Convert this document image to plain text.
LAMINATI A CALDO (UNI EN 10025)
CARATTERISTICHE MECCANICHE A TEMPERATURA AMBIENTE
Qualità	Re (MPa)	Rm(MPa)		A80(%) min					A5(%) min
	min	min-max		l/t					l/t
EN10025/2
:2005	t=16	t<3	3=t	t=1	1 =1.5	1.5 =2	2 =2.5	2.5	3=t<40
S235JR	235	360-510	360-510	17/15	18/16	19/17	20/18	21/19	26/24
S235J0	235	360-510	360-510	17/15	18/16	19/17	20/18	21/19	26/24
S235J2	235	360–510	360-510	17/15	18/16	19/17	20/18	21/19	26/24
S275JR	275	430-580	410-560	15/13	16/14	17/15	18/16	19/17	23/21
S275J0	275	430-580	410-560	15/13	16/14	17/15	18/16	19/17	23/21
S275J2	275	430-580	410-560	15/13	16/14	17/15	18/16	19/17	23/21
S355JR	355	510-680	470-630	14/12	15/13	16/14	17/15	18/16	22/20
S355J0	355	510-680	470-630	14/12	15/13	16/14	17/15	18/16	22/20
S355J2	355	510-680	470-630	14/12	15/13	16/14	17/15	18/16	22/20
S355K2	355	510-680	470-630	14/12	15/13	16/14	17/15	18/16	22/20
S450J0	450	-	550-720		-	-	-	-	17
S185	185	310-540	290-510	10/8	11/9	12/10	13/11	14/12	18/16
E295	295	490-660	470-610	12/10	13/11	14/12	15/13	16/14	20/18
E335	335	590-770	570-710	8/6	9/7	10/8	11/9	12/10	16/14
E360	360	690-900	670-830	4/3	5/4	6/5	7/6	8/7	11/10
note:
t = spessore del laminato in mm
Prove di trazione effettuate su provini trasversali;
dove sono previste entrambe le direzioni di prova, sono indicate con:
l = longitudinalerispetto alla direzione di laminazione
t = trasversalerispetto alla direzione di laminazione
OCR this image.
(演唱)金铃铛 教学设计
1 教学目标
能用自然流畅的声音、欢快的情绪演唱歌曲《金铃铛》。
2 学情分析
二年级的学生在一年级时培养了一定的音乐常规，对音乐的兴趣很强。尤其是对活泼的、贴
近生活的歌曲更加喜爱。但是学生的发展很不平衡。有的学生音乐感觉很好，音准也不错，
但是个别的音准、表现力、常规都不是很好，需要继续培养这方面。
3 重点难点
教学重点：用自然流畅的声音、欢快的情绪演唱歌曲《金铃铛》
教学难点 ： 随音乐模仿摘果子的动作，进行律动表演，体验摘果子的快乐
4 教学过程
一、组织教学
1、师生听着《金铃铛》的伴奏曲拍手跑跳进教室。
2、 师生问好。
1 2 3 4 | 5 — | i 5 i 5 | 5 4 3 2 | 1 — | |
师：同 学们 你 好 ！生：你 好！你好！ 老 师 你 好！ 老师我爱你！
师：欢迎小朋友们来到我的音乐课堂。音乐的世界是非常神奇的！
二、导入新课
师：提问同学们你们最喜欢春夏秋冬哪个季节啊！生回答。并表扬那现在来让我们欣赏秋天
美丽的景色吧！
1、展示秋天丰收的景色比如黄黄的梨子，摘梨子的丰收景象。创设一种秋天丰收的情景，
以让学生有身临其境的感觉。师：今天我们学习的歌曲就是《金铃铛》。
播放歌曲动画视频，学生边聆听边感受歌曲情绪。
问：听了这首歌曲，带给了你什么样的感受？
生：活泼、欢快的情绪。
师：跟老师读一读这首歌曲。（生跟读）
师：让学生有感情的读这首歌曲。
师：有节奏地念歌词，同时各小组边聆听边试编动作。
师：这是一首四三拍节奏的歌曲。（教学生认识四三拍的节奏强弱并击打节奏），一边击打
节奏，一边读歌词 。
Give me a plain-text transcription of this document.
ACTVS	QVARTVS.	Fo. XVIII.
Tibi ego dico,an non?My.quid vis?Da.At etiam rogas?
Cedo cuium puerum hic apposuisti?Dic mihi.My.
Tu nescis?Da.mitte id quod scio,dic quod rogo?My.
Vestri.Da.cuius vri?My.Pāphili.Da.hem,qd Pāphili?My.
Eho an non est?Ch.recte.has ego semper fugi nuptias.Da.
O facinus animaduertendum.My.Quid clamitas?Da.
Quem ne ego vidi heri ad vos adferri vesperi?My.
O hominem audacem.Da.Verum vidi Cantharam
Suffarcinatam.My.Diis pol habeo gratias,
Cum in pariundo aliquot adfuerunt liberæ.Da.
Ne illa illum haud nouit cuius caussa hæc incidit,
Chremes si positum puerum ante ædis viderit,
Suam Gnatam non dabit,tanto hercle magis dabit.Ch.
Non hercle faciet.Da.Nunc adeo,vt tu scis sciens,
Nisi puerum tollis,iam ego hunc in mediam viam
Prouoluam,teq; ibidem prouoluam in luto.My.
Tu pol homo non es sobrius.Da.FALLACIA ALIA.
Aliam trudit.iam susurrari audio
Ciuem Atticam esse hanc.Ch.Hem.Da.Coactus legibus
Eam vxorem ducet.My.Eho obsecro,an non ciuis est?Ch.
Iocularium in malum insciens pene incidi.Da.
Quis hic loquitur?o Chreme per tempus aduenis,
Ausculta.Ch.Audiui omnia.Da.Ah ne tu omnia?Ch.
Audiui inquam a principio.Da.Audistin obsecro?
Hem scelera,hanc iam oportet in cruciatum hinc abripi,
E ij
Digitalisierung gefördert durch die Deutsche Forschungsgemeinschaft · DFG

○ ○ ○ ○ ○ ○ ○

Every line above should be retyped exactly as given.

§ **Complete answer**:
Convert this document image to plain text.
LAMINATI A CALDO (UNI EN 10025)
CARATTERISTICHE MECCANICHE A TEMPERATURA AMBIENTE
Qualità	Re (MPa)	Rm(MPa)		A80(%) min					A5(%) min
	min	min-max		l/t					l/t
EN10025/2
:2005	t=16	t<3	3=t	t=1	1 =1.5	1.5 =2	2 =2.5	2.5	3=t<40
S235JR	235	360-510	360-510	17/15	18/16	19/17	20/18	21/19	26/24
S235J0	235	360-510	360-510	17/15	18/16	19/17	20/18	21/19	26/24
S235J2	235	360–510	360-510	17/15	18/16	19/17	20/18	21/19	26/24
S275JR	275	430-580	410-560	15/13	16/14	17/15	18/16	19/17	23/21
S275J0	275	430-580	410-560	15/13	16/14	17/15	18/16	19/17	23/21
S275J2	275	430-580	410-560	15/13	16/14	17/15	18/16	19/17	23/21
S355JR	355	510-680	470-630	14/12	15/13	16/14	17/15	18/16	22/20
S355J0	355	510-680	470-630	14/12	15/13	16/14	17/15	18/16	22/20
S355J2	355	510-680	470-630	14/12	15/13	16/14	17/15	18/16	22/20
S355K2	355	510-680	470-630	14/12	15/13	16/14	17/15	18/16	22/20
S450J0	450	-	550-720		-	-	-	-	17
S185	185	310-540	290-510	10/8	11/9	12/10	13/11	14/12	18/16
E295	295	490-660	470-610	12/10	13/11	14/12	15/13	16/14	20/18
E335	335	590-770	570-710	8/6	9/7	10/8	11/9	12/10	16/14
E360	360	690-900	670-830	4/3	5/4	6/5	7/6	8/7	11/10
note:
t = spessore del laminato in mm
Prove di trazione effettuate su provini trasversali;
dove sono previste entrambe le direzioni di prova, sono indicate con:
l = longitudinalerispetto alla direzione di laminazione
t = trasversalerispetto alla direzione di laminazione
OCR this image.
(演唱)金铃铛 教学设计
1 教学目标
能用自然流畅的声音、欢快的情绪演唱歌曲《金铃铛》。
2 学情分析
二年级的学生在一年级时培养了一定的音乐常规，对音乐的兴趣很强。尤其是对活泼的、贴
近生活的歌曲更加喜爱。但是学生的发展很不平衡。有的学生音乐感觉很好，音准也不错，
但是个别的音准、表现力、常规都不是很好，需要继续培养这方面。
3 重点难点
教学重点：用自然流畅的声音、欢快的情绪演唱歌曲《金铃铛》
教学难点 ： 随音乐模仿摘果子的动作，进行律动表演，体验摘果子的快乐
4 教学过程
一、组织教学
1、师生听着《金铃铛》的伴奏曲拍手跑跳进教室。
2、 师生问好。
1 2 3 4 | 5 — | i 5 i 5 | 5 4 3 2 | 1 — | |
师：同 学们 你 好 ！生：你 好！你好！ 老 师 你 好！ 老师我爱你！
师：欢迎小朋友们来到我的音乐课堂。音乐的世界是非常神奇的！
二、导入新课
师：提问同学们你们最喜欢春夏秋冬哪个季节啊！生回答。并表扬那现在来让我们欣赏秋天
美丽的景色吧！
1、展示秋天丰收的景色比如黄黄的梨子，摘梨子的丰收景象。创设一种秋天丰收的情景，
以让学生有身临其境的感觉。师：今天我们学习的歌曲就是《金铃铛》。
播放歌曲动画视频，学生边聆听边感受歌曲情绪。
问：听了这首歌曲，带给了你什么样的感受？
生：活泼、欢快的情绪。
师：跟老师读一读这首歌曲。（生跟读）
师：让学生有感情的读这首歌曲。
师：有节奏地念歌词，同时各小组边聆听边试编动作。
师：这是一首四三拍节奏的歌曲。（教学生认识四三拍的节奏强弱并击打节奏），一边击打
节奏，一边读歌词 。
Give me a plain-text transcription of this document.
ACTVS	QVARTVS.	Fo. XVIII.
Tibi ego dico,an non?My.quid vis?Da.At etiam rogas?
Cedo cuium puerum hic apposuisti?Dic mihi.My.
Tu nescis?Da.mitte id quod scio,dic quod rogo?My.
Vestri.Da.cuius vri?My.Pāphili.Da.hem,qd Pāphili?My.
Eho an non est?Ch.recte.has ego semper fugi nuptias.Da.
O facinus animaduertendum.My.Quid clamitas?Da.
Quem ne ego vidi heri ad vos adferri vesperi?My.
O hominem audacem.Da.Verum vidi Cantharam
Suffarcinatam.My.Diis pol habeo gratias,
Cum in pariundo aliquot adfuerunt liberæ.Da.
Ne illa illum haud nouit cuius caussa hæc incidit,
Chremes si positum puerum ante ædis viderit,
Suam Gnatam non dabit,tanto hercle magis dabit.Ch.
Non hercle faciet.Da.Nunc adeo,vt tu scis sciens,
Nisi puerum tollis,iam ego hunc in mediam viam
Prouoluam,teq; ibidem prouoluam in luto.My.
Tu pol homo non es sobrius.Da.FALLACIA ALIA.
Aliam trudit.iam susurrari audio
Ciuem Atticam esse hanc.Ch.Hem.Da.Coactus legibus
Eam vxorem ducet.My.Eho obsecro,an non ciuis est?Ch.
Iocularium in malum insciens pene incidi.Da.
Quis hic loquitur?o Chreme per tempus aduenis,
Ausculta.Ch.Audiui omnia.Da.Ah ne tu omnia?Ch.
Audiui inquam a principio.Da.Audistin obsecro?
Hem scelera,hanc iam oportet in cruciatum hinc abripi,
E ij
Digitalisierung gefördert durch die Deutsche Forschungsgemeinschaft · DFG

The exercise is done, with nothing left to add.